WHAT YOU NEED TO DO >> Take every line from the material that has the word "naissance" in it.

═════ INFORMATION SUPPLIED

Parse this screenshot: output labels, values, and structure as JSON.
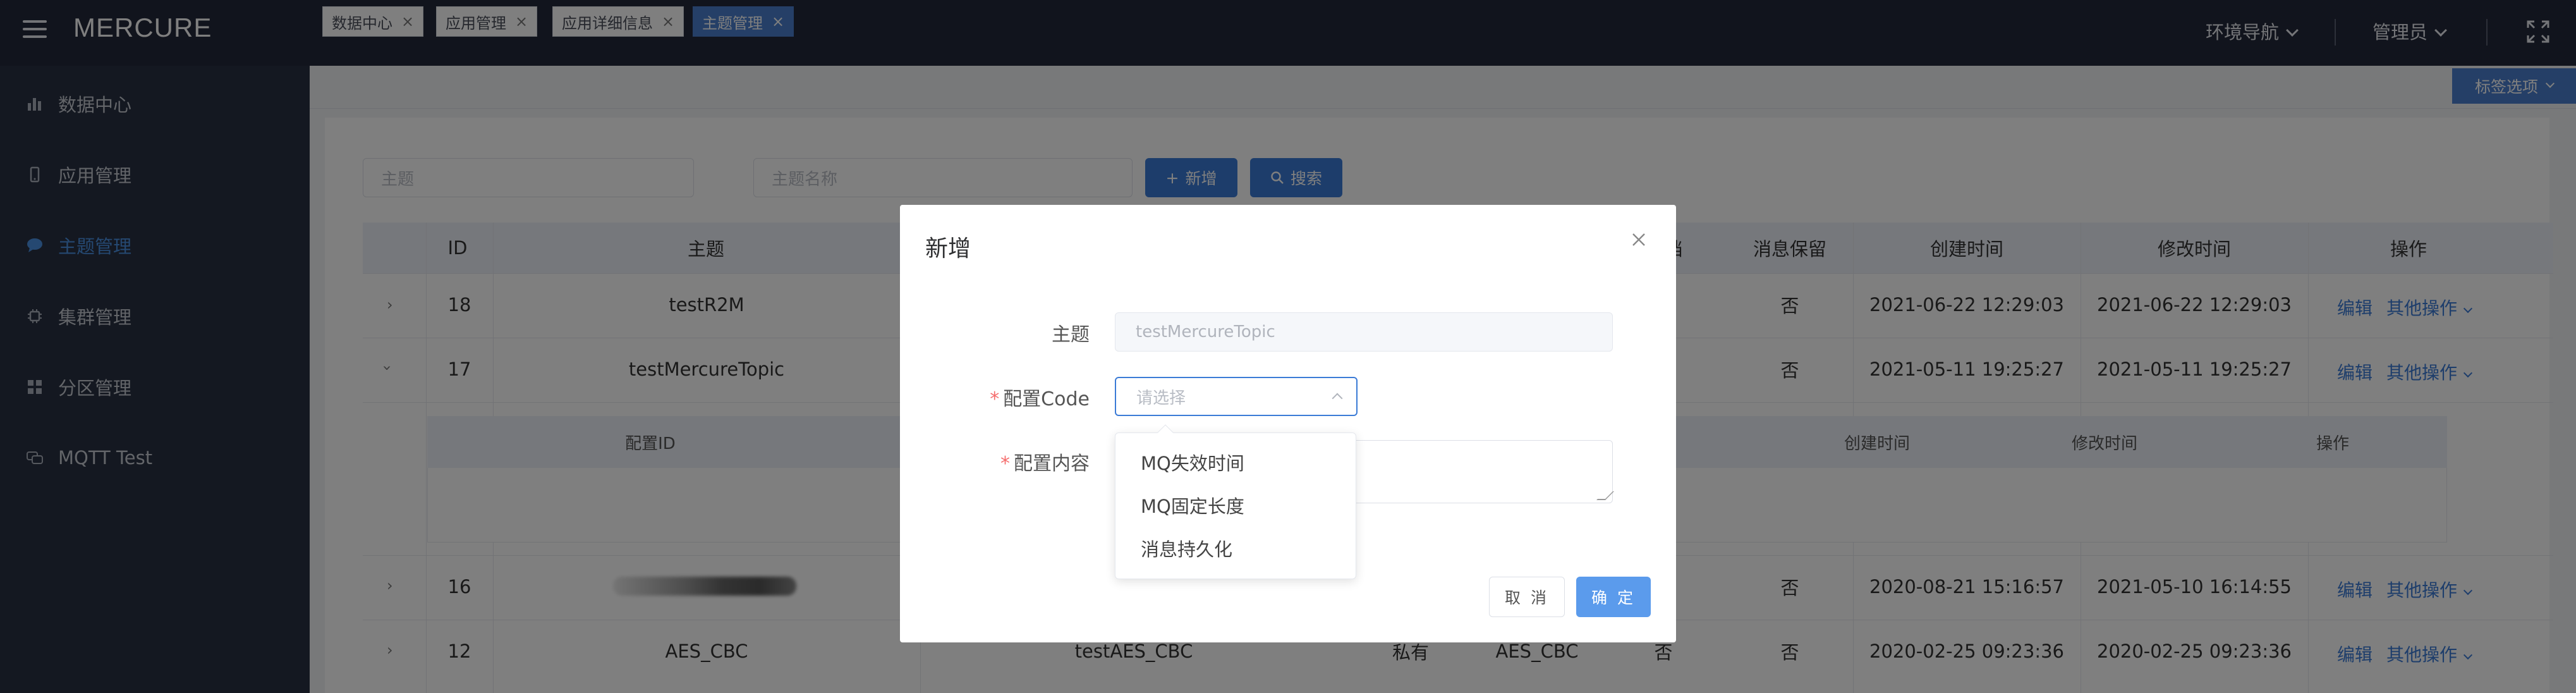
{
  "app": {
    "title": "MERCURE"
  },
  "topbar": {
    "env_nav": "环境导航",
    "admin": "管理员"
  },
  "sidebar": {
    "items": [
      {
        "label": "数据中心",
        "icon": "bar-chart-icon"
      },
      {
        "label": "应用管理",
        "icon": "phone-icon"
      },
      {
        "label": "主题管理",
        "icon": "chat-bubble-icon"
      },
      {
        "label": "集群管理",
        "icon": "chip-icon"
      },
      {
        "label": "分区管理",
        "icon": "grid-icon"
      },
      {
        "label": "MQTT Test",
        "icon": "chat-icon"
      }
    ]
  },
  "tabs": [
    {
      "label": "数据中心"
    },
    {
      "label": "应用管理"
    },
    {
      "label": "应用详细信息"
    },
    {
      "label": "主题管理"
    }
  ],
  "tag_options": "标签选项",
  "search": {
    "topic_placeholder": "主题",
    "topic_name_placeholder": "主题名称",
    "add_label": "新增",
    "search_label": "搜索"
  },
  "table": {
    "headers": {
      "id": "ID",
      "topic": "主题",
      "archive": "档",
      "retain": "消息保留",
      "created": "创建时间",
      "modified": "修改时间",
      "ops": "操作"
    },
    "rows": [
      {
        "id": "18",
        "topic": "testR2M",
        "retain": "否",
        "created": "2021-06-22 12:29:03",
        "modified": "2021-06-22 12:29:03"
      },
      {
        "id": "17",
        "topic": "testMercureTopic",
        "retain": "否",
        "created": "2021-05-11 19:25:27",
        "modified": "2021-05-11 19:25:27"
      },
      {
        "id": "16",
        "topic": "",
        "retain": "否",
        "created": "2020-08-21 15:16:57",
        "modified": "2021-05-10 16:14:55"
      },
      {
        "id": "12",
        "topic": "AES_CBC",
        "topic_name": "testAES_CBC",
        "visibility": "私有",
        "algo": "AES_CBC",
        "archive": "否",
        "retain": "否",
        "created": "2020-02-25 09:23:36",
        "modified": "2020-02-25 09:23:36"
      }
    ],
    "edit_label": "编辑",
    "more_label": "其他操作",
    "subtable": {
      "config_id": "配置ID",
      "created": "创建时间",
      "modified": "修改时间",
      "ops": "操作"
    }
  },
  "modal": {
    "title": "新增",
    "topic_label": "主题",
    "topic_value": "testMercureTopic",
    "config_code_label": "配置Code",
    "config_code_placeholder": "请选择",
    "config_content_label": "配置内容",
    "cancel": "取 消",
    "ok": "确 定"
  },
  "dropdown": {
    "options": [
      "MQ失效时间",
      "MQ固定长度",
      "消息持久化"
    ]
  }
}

══════════
═════ INFORMATION SUPPLIED

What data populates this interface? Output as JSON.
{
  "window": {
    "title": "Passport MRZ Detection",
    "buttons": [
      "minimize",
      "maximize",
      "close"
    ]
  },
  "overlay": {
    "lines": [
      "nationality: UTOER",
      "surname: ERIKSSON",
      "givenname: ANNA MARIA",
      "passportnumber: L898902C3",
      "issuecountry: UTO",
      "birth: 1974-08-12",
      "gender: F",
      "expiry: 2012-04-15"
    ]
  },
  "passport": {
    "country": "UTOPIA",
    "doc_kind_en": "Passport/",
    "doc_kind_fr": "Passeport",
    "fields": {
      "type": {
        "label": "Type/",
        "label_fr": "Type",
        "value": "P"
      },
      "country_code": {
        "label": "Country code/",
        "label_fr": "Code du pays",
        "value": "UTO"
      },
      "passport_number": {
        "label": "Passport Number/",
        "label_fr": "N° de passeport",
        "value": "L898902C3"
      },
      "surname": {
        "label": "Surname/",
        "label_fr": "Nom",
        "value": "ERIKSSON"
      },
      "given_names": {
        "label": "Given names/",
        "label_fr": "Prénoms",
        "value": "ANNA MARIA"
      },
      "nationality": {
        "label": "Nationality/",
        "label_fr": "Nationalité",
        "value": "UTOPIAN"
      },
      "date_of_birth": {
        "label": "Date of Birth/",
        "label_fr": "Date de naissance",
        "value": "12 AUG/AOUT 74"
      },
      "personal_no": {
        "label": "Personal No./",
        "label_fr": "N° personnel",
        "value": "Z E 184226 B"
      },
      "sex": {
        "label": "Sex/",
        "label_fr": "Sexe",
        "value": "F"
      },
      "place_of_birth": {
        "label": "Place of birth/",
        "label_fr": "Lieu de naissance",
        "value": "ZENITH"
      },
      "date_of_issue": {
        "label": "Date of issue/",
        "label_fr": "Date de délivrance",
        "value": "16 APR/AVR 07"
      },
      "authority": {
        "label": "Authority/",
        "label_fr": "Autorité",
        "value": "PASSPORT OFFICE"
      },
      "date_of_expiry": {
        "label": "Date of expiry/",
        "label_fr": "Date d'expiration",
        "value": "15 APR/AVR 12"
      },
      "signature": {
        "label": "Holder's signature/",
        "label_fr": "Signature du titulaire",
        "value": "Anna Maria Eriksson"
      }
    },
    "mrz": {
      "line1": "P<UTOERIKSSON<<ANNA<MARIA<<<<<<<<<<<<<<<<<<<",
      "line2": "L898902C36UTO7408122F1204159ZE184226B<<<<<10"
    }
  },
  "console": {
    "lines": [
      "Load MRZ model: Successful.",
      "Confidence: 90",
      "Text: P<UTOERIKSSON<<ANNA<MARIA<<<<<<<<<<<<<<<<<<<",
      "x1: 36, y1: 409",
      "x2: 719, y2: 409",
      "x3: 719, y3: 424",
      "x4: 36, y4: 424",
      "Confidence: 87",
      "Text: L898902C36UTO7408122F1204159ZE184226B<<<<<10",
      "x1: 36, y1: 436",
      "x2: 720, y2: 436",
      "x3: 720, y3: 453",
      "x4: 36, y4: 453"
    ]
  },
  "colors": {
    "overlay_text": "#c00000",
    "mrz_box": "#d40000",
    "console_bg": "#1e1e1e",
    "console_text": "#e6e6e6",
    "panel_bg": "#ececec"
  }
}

══════════

RESULT >>
        "label_fr": "Date de naissance",
        "label_fr": "Lieu de naissance",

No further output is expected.